Records from a data collection
################

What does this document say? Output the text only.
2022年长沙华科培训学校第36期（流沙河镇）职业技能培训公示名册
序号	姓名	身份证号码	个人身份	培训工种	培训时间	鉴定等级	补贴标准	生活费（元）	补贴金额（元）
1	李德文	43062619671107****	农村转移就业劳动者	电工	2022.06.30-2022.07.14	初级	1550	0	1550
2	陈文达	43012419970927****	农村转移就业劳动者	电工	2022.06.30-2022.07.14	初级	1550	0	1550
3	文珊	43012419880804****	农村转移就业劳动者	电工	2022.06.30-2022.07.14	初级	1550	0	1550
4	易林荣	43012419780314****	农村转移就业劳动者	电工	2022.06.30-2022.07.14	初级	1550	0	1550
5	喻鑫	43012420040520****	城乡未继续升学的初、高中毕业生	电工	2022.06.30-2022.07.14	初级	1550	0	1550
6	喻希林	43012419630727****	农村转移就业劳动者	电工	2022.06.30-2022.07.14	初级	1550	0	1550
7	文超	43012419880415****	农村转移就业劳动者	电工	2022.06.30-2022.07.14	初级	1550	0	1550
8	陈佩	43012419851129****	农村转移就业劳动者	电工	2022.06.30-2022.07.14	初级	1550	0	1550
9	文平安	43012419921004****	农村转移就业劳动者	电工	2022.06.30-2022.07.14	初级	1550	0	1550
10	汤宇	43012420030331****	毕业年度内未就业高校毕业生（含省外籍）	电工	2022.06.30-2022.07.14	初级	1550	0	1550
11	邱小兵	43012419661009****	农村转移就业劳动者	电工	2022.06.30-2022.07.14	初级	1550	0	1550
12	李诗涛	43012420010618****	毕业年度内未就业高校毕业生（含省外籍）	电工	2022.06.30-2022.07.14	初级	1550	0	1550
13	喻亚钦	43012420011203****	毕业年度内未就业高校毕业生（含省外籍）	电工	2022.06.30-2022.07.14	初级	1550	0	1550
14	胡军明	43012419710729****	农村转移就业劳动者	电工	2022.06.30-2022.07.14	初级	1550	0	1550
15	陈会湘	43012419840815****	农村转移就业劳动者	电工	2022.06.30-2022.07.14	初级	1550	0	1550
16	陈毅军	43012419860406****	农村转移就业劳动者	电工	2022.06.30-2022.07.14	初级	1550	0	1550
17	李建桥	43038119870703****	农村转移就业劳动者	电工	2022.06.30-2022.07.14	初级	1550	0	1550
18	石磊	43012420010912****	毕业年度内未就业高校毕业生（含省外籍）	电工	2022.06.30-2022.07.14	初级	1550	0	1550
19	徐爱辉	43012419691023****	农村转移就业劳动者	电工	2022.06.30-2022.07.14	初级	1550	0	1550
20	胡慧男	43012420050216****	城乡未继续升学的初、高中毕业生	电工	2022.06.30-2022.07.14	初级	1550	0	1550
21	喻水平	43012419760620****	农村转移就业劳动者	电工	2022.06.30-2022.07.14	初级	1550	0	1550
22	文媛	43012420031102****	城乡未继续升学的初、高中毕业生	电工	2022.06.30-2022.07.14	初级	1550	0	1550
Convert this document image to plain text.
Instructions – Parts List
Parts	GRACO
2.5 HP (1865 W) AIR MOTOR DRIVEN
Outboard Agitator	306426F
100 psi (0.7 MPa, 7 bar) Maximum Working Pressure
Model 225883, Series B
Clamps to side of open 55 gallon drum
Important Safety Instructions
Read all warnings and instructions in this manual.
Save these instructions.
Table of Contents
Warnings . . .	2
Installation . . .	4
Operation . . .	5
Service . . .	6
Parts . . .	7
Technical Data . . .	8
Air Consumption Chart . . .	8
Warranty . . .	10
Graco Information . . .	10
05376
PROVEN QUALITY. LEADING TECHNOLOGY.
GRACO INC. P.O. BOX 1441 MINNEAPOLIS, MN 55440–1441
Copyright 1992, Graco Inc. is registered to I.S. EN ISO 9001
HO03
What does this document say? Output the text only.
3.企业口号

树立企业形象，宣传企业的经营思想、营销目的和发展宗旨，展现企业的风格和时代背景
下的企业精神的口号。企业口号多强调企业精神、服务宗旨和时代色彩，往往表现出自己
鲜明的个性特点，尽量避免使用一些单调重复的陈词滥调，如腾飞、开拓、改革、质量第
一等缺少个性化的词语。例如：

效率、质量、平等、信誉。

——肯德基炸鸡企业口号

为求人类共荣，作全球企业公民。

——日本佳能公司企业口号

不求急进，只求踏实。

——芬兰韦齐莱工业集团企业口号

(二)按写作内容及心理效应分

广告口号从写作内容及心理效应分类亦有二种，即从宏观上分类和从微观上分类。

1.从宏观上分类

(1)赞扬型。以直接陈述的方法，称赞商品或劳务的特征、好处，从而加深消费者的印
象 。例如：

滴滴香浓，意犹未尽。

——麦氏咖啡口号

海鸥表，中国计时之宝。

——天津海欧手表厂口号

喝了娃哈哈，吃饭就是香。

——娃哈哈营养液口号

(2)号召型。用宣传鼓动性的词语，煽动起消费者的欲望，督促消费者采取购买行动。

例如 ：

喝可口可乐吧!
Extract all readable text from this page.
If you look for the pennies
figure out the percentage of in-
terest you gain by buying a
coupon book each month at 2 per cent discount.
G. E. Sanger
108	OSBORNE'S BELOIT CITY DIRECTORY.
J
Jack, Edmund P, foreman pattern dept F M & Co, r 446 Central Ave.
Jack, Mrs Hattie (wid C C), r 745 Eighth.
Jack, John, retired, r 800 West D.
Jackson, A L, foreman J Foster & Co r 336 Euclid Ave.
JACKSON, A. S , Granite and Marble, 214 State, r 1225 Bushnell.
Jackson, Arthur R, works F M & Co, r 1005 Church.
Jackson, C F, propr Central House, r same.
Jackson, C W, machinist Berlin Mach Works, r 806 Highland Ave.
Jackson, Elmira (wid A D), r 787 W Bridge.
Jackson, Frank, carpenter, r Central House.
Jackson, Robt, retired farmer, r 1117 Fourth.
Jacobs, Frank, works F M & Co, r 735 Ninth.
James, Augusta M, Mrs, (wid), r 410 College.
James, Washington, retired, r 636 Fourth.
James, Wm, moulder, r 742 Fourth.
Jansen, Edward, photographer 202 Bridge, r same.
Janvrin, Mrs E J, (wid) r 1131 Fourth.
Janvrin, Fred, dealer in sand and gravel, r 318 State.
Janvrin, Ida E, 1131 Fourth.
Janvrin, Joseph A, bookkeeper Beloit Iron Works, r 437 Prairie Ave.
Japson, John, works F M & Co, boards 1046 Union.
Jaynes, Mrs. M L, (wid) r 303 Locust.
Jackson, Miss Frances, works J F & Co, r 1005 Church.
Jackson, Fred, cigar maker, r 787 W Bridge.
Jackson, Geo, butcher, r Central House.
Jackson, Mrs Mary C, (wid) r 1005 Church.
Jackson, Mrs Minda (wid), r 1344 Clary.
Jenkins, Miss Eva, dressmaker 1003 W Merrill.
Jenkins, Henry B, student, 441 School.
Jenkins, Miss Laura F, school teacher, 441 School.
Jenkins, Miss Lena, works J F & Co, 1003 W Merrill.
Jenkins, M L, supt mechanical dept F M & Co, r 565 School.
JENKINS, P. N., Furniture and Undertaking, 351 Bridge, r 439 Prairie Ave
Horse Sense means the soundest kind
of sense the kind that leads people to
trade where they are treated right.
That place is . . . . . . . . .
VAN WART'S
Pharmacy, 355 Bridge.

################

Task statement
Retype the records above exactly.

The answer
What does this document say? Output the text only.
2022年长沙华科培训学校第36期（流沙河镇）职业技能培训公示名册
序号	姓名	身份证号码	个人身份	培训工种	培训时间	鉴定等级	补贴标准	生活费（元）	补贴金额（元）
1	李德文	43062619671107****	农村转移就业劳动者	电工	2022.06.30-2022.07.14	初级	1550	0	1550
2	陈文达	43012419970927****	农村转移就业劳动者	电工	2022.06.30-2022.07.14	初级	1550	0	1550
3	文珊	43012419880804****	农村转移就业劳动者	电工	2022.06.30-2022.07.14	初级	1550	0	1550
4	易林荣	43012419780314****	农村转移就业劳动者	电工	2022.06.30-2022.07.14	初级	1550	0	1550
5	喻鑫	43012420040520****	城乡未继续升学的初、高中毕业生	电工	2022.06.30-2022.07.14	初级	1550	0	1550
6	喻希林	43012419630727****	农村转移就业劳动者	电工	2022.06.30-2022.07.14	初级	1550	0	1550
7	文超	43012419880415****	农村转移就业劳动者	电工	2022.06.30-2022.07.14	初级	1550	0	1550
8	陈佩	43012419851129****	农村转移就业劳动者	电工	2022.06.30-2022.07.14	初级	1550	0	1550
9	文平安	43012419921004****	农村转移就业劳动者	电工	2022.06.30-2022.07.14	初级	1550	0	1550
10	汤宇	43012420030331****	毕业年度内未就业高校毕业生（含省外籍）	电工	2022.06.30-2022.07.14	初级	1550	0	1550
11	邱小兵	43012419661009****	农村转移就业劳动者	电工	2022.06.30-2022.07.14	初级	1550	0	1550
12	李诗涛	43012420010618****	毕业年度内未就业高校毕业生（含省外籍）	电工	2022.06.30-2022.07.14	初级	1550	0	1550
13	喻亚钦	43012420011203****	毕业年度内未就业高校毕业生（含省外籍）	电工	2022.06.30-2022.07.14	初级	1550	0	1550
14	胡军明	43012419710729****	农村转移就业劳动者	电工	2022.06.30-2022.07.14	初级	1550	0	1550
15	陈会湘	43012419840815****	农村转移就业劳动者	电工	2022.06.30-2022.07.14	初级	1550	0	1550
16	陈毅军	43012419860406****	农村转移就业劳动者	电工	2022.06.30-2022.07.14	初级	1550	0	1550
17	李建桥	43038119870703****	农村转移就业劳动者	电工	2022.06.30-2022.07.14	初级	1550	0	1550
18	石磊	43012420010912****	毕业年度内未就业高校毕业生（含省外籍）	电工	2022.06.30-2022.07.14	初级	1550	0	1550
19	徐爱辉	43012419691023****	农村转移就业劳动者	电工	2022.06.30-2022.07.14	初级	1550	0	1550
20	胡慧男	43012420050216****	城乡未继续升学的初、高中毕业生	电工	2022.06.30-2022.07.14	初级	1550	0	1550
21	喻水平	43012419760620****	农村转移就业劳动者	电工	2022.06.30-2022.07.14	初级	1550	0	1550
22	文媛	43012420031102****	城乡未继续升学的初、高中毕业生	电工	2022.06.30-2022.07.14	初级	1550	0	1550
Convert this document image to plain text.
Instructions – Parts List
Parts	GRACO
2.5 HP (1865 W) AIR MOTOR DRIVEN
Outboard Agitator	306426F
100 psi (0.7 MPa, 7 bar) Maximum Working Pressure
Model 225883, Series B
Clamps to side of open 55 gallon drum
Important Safety Instructions
Read all warnings and instructions in this manual.
Save these instructions.
Table of Contents
Warnings . . .	2
Installation . . .	4
Operation . . .	5
Service . . .	6
Parts . . .	7
Technical Data . . .	8
Air Consumption Chart . . .	8
Warranty . . .	10
Graco Information . . .	10
05376
PROVEN QUALITY. LEADING TECHNOLOGY.
GRACO INC. P.O. BOX 1441 MINNEAPOLIS, MN 55440–1441
Copyright 1992, Graco Inc. is registered to I.S. EN ISO 9001
HO03
What does this document say? Output the text only.
3.企业口号

树立企业形象，宣传企业的经营思想、营销目的和发展宗旨，展现企业的风格和时代背景
下的企业精神的口号。企业口号多强调企业精神、服务宗旨和时代色彩，往往表现出自己
鲜明的个性特点，尽量避免使用一些单调重复的陈词滥调，如腾飞、开拓、改革、质量第
一等缺少个性化的词语。例如：

效率、质量、平等、信誉。

——肯德基炸鸡企业口号

为求人类共荣，作全球企业公民。

——日本佳能公司企业口号

不求急进，只求踏实。

——芬兰韦齐莱工业集团企业口号

(二)按写作内容及心理效应分

广告口号从写作内容及心理效应分类亦有二种，即从宏观上分类和从微观上分类。

1.从宏观上分类

(1)赞扬型。以直接陈述的方法，称赞商品或劳务的特征、好处，从而加深消费者的印
象 。例如：

滴滴香浓，意犹未尽。

——麦氏咖啡口号

海鸥表，中国计时之宝。

——天津海欧手表厂口号

喝了娃哈哈，吃饭就是香。

——娃哈哈营养液口号

(2)号召型。用宣传鼓动性的词语，煽动起消费者的欲望，督促消费者采取购买行动。

例如 ：

喝可口可乐吧!
Extract all readable text from this page.
If you look for the pennies
figure out the percentage of in-
terest you gain by buying a
coupon book each month at 2 per cent discount.
G. E. Sanger
108	OSBORNE'S BELOIT CITY DIRECTORY.
J
Jack, Edmund P, foreman pattern dept F M & Co, r 446 Central Ave.
Jack, Mrs Hattie (wid C C), r 745 Eighth.
Jack, John, retired, r 800 West D.
Jackson, A L, foreman J Foster & Co r 336 Euclid Ave.
JACKSON, A. S , Granite and Marble, 214 State, r 1225 Bushnell.
Jackson, Arthur R, works F M & Co, r 1005 Church.
Jackson, C F, propr Central House, r same.
Jackson, C W, machinist Berlin Mach Works, r 806 Highland Ave.
Jackson, Elmira (wid A D), r 787 W Bridge.
Jackson, Frank, carpenter, r Central House.
Jackson, Robt, retired farmer, r 1117 Fourth.
Jacobs, Frank, works F M & Co, r 735 Ninth.
James, Augusta M, Mrs, (wid), r 410 College.
James, Washington, retired, r 636 Fourth.
James, Wm, moulder, r 742 Fourth.
Jansen, Edward, photographer 202 Bridge, r same.
Janvrin, Mrs E J, (wid) r 1131 Fourth.
Janvrin, Fred, dealer in sand and gravel, r 318 State.
Janvrin, Ida E, 1131 Fourth.
Janvrin, Joseph A, bookkeeper Beloit Iron Works, r 437 Prairie Ave.
Japson, John, works F M & Co, boards 1046 Union.
Jaynes, Mrs. M L, (wid) r 303 Locust.
Jackson, Miss Frances, works J F & Co, r 1005 Church.
Jackson, Fred, cigar maker, r 787 W Bridge.
Jackson, Geo, butcher, r Central House.
Jackson, Mrs Mary C, (wid) r 1005 Church.
Jackson, Mrs Minda (wid), r 1344 Clary.
Jenkins, Miss Eva, dressmaker 1003 W Merrill.
Jenkins, Henry B, student, 441 School.
Jenkins, Miss Laura F, school teacher, 441 School.
Jenkins, Miss Lena, works J F & Co, 1003 W Merrill.
Jenkins, M L, supt mechanical dept F M & Co, r 565 School.
JENKINS, P. N., Furniture and Undertaking, 351 Bridge, r 439 Prairie Ave
Horse Sense means the soundest kind
of sense the kind that leads people to
trade where they are treated right.
That place is . . . . . . . . .
VAN WART'S
Pharmacy, 355 Bridge.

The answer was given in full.